LISTED RECORDS:
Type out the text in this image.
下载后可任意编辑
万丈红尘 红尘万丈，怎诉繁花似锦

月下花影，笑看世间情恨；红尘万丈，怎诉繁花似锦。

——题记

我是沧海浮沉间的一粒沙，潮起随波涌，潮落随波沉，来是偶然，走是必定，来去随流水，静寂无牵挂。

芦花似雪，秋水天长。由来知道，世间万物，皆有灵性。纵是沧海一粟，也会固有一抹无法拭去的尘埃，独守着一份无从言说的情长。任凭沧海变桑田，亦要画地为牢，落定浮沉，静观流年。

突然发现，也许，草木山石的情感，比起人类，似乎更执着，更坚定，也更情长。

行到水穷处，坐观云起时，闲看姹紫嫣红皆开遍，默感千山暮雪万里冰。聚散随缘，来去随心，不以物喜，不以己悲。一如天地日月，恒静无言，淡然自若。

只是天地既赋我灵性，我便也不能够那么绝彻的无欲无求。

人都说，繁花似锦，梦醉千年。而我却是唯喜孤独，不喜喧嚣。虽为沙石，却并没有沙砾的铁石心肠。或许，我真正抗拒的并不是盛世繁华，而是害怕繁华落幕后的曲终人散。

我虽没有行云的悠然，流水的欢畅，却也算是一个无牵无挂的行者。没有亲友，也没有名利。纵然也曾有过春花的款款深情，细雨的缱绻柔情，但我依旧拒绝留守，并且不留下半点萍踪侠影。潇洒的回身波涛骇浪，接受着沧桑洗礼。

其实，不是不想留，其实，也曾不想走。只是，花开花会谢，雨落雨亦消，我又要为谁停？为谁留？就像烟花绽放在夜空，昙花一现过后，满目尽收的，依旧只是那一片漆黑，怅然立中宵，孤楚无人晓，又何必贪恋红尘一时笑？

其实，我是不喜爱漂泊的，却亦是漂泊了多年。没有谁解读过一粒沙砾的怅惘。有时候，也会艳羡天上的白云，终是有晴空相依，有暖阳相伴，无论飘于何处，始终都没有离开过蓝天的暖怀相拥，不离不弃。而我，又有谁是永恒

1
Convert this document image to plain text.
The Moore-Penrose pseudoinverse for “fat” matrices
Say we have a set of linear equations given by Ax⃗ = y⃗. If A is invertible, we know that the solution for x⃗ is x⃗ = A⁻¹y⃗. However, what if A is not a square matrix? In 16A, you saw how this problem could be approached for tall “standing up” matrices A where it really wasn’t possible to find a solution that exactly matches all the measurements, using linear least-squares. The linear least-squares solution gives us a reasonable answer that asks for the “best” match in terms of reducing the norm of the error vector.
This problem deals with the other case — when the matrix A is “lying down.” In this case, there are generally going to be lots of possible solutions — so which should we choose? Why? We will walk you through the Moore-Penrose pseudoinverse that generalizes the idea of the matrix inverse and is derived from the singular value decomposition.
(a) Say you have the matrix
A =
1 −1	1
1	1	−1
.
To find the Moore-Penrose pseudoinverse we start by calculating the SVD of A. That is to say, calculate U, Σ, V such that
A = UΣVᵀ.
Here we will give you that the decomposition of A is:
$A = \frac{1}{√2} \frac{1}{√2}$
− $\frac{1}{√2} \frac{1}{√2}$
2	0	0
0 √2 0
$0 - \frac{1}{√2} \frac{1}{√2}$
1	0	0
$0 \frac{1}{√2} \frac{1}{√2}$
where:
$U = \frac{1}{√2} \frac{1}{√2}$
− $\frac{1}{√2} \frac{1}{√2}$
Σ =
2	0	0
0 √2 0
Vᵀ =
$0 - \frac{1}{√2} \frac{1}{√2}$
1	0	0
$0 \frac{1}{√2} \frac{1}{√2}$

GIVEN EXERCISE: Work out how many lines above have the string "image" in them, and give only the number.

RESULT OF THE TASK: 2